▶ **AIM**
Track down the lines that contain "this" and copy them.

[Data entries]
▬▬▬

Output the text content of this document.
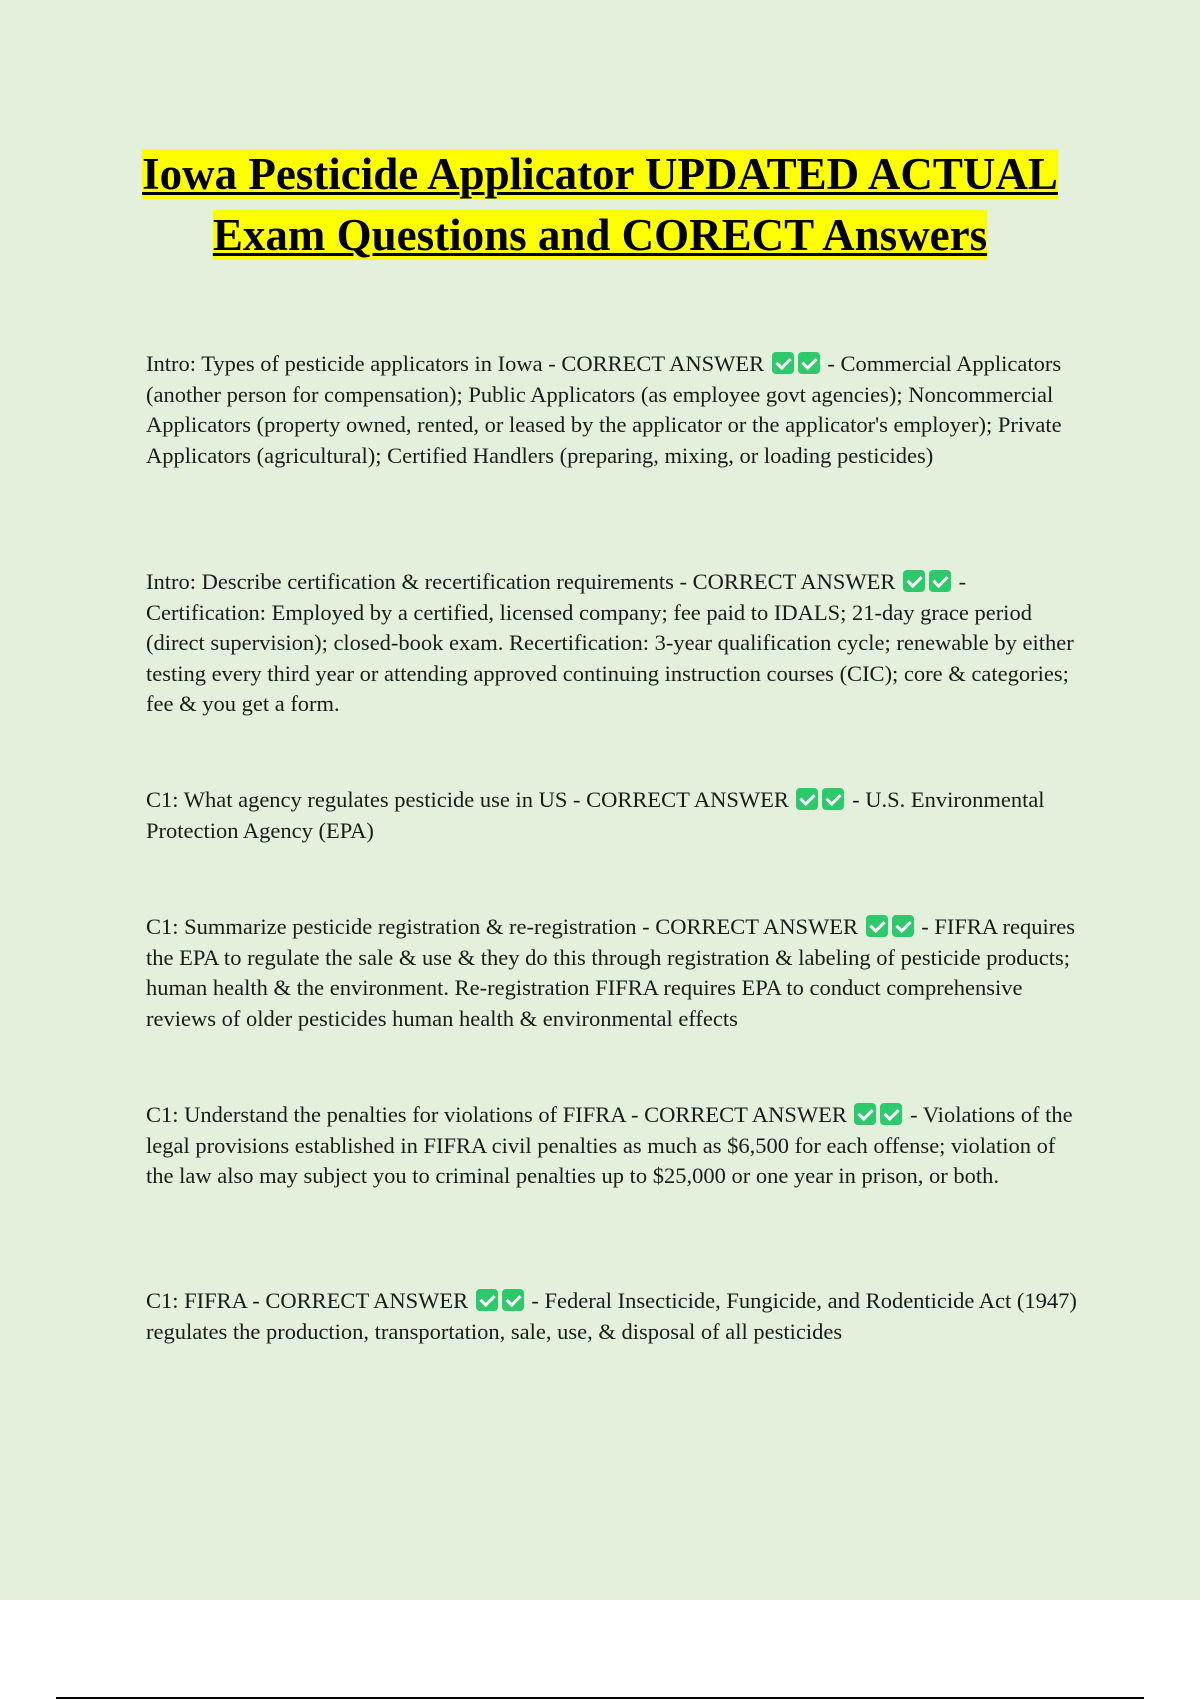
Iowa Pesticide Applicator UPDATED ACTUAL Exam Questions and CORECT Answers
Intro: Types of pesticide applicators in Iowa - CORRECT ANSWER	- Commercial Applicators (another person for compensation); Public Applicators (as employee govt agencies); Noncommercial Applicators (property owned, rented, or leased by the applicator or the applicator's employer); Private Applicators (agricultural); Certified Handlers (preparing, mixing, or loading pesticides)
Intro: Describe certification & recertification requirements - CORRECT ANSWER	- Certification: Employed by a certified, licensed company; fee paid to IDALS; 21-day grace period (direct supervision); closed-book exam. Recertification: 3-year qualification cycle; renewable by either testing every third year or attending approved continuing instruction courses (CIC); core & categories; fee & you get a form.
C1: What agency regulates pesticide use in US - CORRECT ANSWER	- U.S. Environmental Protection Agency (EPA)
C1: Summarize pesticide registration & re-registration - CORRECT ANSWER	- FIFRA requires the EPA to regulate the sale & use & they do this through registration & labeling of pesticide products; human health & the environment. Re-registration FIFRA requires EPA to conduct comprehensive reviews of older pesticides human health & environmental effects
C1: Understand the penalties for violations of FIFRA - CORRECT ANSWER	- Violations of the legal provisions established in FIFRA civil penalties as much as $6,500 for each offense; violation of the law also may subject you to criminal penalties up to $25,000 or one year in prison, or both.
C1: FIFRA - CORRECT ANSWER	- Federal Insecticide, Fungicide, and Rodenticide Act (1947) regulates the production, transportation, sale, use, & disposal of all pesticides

▬▬▬

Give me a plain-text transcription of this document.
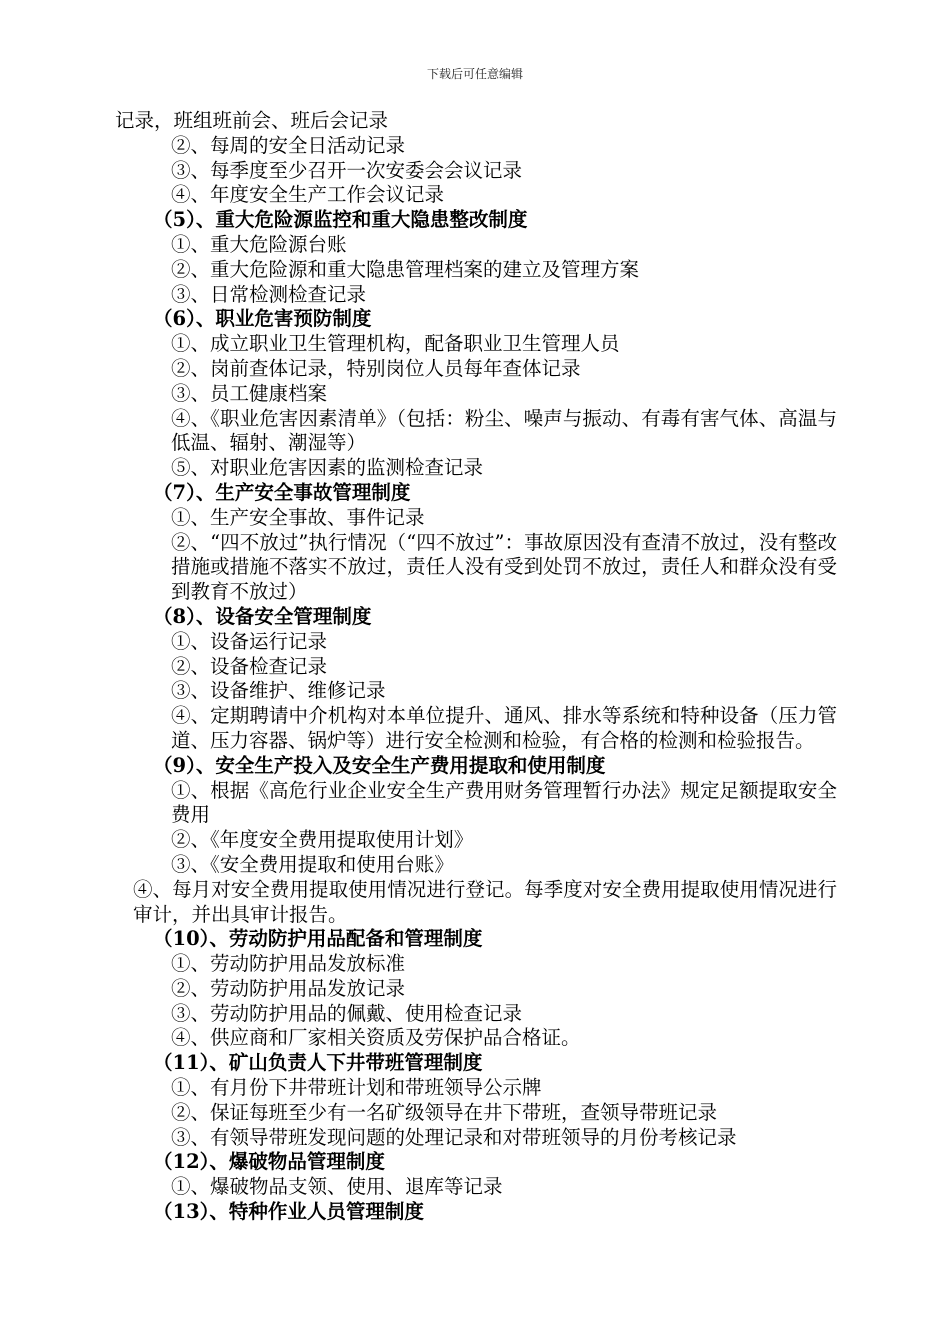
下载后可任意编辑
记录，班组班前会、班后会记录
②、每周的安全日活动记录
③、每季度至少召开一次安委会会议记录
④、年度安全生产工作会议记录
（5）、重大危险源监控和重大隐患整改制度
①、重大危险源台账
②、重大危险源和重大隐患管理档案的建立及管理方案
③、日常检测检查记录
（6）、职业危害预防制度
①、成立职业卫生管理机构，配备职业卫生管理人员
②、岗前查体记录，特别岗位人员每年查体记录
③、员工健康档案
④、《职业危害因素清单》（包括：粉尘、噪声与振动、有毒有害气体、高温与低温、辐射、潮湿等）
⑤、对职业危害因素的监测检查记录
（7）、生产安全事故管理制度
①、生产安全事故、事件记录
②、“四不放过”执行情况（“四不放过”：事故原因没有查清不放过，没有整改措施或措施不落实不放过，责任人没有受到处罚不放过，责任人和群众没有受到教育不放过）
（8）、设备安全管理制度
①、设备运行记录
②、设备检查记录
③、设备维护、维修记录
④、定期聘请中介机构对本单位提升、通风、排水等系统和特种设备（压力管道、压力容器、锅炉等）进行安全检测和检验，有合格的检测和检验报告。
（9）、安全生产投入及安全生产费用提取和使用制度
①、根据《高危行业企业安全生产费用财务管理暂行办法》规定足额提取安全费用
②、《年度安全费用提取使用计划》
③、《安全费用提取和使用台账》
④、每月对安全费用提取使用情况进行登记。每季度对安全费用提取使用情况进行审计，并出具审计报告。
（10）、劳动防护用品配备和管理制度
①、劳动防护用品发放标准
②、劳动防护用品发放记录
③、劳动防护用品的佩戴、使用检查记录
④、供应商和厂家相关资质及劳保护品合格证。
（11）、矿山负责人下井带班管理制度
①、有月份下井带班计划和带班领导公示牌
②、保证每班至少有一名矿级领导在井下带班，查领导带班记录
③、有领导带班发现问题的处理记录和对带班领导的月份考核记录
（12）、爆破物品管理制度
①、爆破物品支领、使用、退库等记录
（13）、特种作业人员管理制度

▬▬▬

▶ **OUTPUT OF THE TASK**
Output the text content of this document.
C1: Summarize pesticide registration & re-registration - CORRECT ANSWER	- FIFRA requires the EPA to regulate the sale & use & they do this through registration & labeling of pesticide products; human health & the environment. Re-registration FIFRA requires EPA to conduct comprehensive reviews of older pesticides human health & environmental effects
Give me a plain-text transcription of this document.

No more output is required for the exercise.